* **Directions**: Exact repetition of every entry is required.

* **Listed entries**:
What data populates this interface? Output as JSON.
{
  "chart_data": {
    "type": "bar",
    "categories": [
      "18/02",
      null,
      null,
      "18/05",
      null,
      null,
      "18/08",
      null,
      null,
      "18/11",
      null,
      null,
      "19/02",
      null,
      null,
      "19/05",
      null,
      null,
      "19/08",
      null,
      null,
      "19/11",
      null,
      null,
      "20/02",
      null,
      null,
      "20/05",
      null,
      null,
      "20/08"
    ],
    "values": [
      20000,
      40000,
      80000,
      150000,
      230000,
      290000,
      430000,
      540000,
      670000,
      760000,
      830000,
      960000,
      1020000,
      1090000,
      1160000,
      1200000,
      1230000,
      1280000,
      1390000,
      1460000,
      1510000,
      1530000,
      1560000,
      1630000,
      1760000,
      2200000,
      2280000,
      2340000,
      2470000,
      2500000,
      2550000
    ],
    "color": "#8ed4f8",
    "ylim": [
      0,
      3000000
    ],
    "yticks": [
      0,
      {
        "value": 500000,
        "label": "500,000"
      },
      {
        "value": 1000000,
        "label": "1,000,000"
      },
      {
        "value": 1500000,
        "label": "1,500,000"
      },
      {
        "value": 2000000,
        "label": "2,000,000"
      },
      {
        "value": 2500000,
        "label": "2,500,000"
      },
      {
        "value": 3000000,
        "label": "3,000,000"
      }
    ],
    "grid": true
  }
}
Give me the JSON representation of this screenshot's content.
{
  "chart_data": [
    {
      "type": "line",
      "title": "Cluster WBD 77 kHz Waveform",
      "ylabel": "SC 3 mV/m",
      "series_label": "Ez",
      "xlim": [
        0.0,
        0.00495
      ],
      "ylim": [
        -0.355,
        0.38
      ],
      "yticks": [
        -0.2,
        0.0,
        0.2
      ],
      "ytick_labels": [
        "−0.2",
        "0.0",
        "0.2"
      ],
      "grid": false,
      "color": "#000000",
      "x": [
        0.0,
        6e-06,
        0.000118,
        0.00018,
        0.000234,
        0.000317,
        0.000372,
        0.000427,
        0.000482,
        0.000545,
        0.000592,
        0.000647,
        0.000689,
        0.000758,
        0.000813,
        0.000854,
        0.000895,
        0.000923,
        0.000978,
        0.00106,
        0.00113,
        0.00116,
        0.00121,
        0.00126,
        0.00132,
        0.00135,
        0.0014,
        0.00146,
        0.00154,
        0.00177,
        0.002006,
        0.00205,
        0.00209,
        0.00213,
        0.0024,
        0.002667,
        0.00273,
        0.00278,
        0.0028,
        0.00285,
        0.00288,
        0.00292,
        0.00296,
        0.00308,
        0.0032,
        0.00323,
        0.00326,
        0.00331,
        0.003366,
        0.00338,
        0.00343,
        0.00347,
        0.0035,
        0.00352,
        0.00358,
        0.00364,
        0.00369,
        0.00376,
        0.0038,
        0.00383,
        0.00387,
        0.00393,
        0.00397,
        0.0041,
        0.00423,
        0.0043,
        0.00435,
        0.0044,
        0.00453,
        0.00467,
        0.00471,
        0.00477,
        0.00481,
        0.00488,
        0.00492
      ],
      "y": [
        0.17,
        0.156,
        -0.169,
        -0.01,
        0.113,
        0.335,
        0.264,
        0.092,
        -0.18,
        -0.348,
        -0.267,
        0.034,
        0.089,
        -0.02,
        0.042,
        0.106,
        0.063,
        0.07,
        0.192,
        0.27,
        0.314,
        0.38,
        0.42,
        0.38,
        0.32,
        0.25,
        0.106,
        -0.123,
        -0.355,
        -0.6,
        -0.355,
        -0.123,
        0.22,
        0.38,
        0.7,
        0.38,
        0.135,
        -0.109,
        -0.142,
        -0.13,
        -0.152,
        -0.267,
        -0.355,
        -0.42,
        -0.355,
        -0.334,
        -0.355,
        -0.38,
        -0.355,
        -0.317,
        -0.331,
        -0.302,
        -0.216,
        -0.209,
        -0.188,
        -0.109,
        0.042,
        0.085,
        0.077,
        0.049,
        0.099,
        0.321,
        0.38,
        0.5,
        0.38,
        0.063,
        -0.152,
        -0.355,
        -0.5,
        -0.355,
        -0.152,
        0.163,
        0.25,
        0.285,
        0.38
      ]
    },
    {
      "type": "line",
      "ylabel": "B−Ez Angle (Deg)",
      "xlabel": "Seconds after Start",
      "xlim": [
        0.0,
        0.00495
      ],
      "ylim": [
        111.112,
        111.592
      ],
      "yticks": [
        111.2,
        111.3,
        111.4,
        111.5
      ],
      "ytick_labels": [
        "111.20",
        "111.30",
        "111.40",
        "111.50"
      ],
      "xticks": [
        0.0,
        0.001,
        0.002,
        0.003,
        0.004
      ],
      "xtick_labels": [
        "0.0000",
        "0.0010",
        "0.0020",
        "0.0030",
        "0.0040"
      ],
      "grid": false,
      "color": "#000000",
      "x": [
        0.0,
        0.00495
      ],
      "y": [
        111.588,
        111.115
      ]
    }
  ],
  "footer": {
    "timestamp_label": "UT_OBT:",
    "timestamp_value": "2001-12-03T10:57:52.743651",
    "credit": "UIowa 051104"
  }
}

* **Written response**:
What data populates this interface? Output as JSON.
{
  "chart_data": {
    "type": "bar",
    "categories": [
      "18/02",
      null,
      null,
      "18/05",
      null,
      null,
      "18/08",
      null,
      null,
      "18/11",
      null,
      null,
      "19/02",
      null,
      null,
      "19/05",
      null,
      null,
      "19/08",
      null,
      null,
      "19/11",
      null,
      null,
      "20/02",
      null,
      null,
      "20/05",
      null,
      null,
      "20/08"
    ],
    "values": [
      20000,
      40000,
      80000,
      150000,
      230000,
      290000,
      430000,
      540000,
      670000,
      760000,
      830000,
      960000,
      1020000,
      1090000,
      1160000,
      1200000,
      1230000,
      1280000,
      1390000,
      1460000,
      1510000,
      1530000,
      1560000,
      1630000,
      1760000,
      2200000,
      2280000,
      2340000,
      2470000,
      2500000,
      2550000
    ],
    "color": "#8ed4f8",
    "ylim": [
      0,
      3000000
    ],
    "yticks": [
      0,
      {
        "value": 500000,
        "label": "500,000"
      },
      {
        "value": 1000000,
        "label": "1,000,000"
      },
      {
        "value": 1500000,
        "label": "1,500,000"
      },
      {
        "value": 2000000,
        "label": "2,000,000"
      },
      {
        "value": 2500000,
        "label": "2,500,000"
      },
      {
        "value": 3000000,
        "label": "3,000,000"
      }
    ],
    "grid": true
  }
}
Give me the JSON representation of this screenshot's content.
{
  "chart_data": [
    {
      "type": "line",
      "title": "Cluster WBD 77 kHz Waveform",
      "ylabel": "SC 3 mV/m",
      "series_label": "Ez",
      "xlim": [
        0.0,
        0.00495
      ],
      "ylim": [
        -0.355,
        0.38
      ],
      "yticks": [
        -0.2,
        0.0,
        0.2
      ],
      "ytick_labels": [
        "−0.2",
        "0.0",
        "0.2"
      ],
      "grid": false,
      "color": "#000000",
      "x": [
        0.0,
        6e-06,
        0.000118,
        0.00018,
        0.000234,
        0.000317,
        0.000372,
        0.000427,
        0.000482,
        0.000545,
        0.000592,
        0.000647,
        0.000689,
        0.000758,
        0.000813,
        0.000854,
        0.000895,
        0.000923,
        0.000978,
        0.00106,
        0.00113,
        0.00116,
        0.00121,
        0.00126,
        0.00132,
        0.00135,
        0.0014,
        0.00146,
        0.00154,
        0.00177,
        0.002006,
        0.00205,
        0.00209,
        0.00213,
        0.0024,
        0.002667,
        0.00273,
        0.00278,
        0.0028,
        0.00285,
        0.00288,
        0.00292,
        0.00296,
        0.00308,
        0.0032,
        0.00323,
        0.00326,
        0.00331,
        0.003366,
        0.00338,
        0.00343,
        0.00347,
        0.0035,
        0.00352,
        0.00358,
        0.00364,
        0.00369,
        0.00376,
        0.0038,
        0.00383,
        0.00387,
        0.00393,
        0.00397,
        0.0041,
        0.00423,
        0.0043,
        0.00435,
        0.0044,
        0.00453,
        0.00467,
        0.00471,
        0.00477,
        0.00481,
        0.00488,
        0.00492
      ],
      "y": [
        0.17,
        0.156,
        -0.169,
        -0.01,
        0.113,
        0.335,
        0.264,
        0.092,
        -0.18,
        -0.348,
        -0.267,
        0.034,
        0.089,
        -0.02,
        0.042,
        0.106,
        0.063,
        0.07,
        0.192,
        0.27,
        0.314,
        0.38,
        0.42,
        0.38,
        0.32,
        0.25,
        0.106,
        -0.123,
        -0.355,
        -0.6,
        -0.355,
        -0.123,
        0.22,
        0.38,
        0.7,
        0.38,
        0.135,
        -0.109,
        -0.142,
        -0.13,
        -0.152,
        -0.267,
        -0.355,
        -0.42,
        -0.355,
        -0.334,
        -0.355,
        -0.38,
        -0.355,
        -0.317,
        -0.331,
        -0.302,
        -0.216,
        -0.209,
        -0.188,
        -0.109,
        0.042,
        0.085,
        0.077,
        0.049,
        0.099,
        0.321,
        0.38,
        0.5,
        0.38,
        0.063,
        -0.152,
        -0.355,
        -0.5,
        -0.355,
        -0.152,
        0.163,
        0.25,
        0.285,
        0.38
      ]
    },
    {
      "type": "line",
      "ylabel": "B−Ez Angle (Deg)",
      "xlabel": "Seconds after Start",
      "xlim": [
        0.0,
        0.00495
      ],
      "ylim": [
        111.112,
        111.592
      ],
      "yticks": [
        111.2,
        111.3,
        111.4,
        111.5
      ],
      "ytick_labels": [
        "111.20",
        "111.30",
        "111.40",
        "111.50"
      ],
      "xticks": [
        0.0,
        0.001,
        0.002,
        0.003,
        0.004
      ],
      "xtick_labels": [
        "0.0000",
        "0.0010",
        "0.0020",
        "0.0030",
        "0.0040"
      ],
      "grid": false,
      "color": "#000000",
      "x": [
        0.0,
        0.00495
      ],
      "y": [
        111.588,
        111.115
      ]
    }
  ],
  "footer": {
    "timestamp_label": "UT_OBT:",
    "timestamp_value": "2001-12-03T10:57:52.743651",
    "credit": "UIowa 051104"
  }
}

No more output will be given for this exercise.